TASK: Look for "name" in the listing below. Gather each line that contains it.

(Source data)
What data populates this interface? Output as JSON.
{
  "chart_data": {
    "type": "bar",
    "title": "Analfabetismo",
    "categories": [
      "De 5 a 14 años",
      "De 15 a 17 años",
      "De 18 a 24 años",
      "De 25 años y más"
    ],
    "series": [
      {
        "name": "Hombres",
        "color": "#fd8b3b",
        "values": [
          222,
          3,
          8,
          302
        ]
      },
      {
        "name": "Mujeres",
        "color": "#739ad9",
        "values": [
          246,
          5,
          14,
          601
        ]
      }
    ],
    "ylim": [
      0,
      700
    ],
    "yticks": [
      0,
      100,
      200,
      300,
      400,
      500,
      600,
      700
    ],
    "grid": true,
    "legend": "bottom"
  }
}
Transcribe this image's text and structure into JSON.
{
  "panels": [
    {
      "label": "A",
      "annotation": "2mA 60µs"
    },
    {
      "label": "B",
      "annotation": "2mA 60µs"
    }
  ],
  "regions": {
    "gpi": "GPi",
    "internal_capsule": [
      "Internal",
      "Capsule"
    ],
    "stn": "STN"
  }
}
---
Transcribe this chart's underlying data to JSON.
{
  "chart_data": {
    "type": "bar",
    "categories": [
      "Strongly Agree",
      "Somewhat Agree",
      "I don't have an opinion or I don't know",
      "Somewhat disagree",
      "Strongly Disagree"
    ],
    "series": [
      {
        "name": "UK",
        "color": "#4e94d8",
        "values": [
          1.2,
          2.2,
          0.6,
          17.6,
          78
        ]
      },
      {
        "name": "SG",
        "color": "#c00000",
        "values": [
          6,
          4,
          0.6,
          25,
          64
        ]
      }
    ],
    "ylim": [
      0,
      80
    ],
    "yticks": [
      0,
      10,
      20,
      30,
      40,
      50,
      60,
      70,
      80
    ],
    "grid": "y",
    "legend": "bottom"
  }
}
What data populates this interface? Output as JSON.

TASK RESPONSE:
        "name": "Hombres",
        "name": "Mujeres",
        "name": "UK",
        "name": "SG",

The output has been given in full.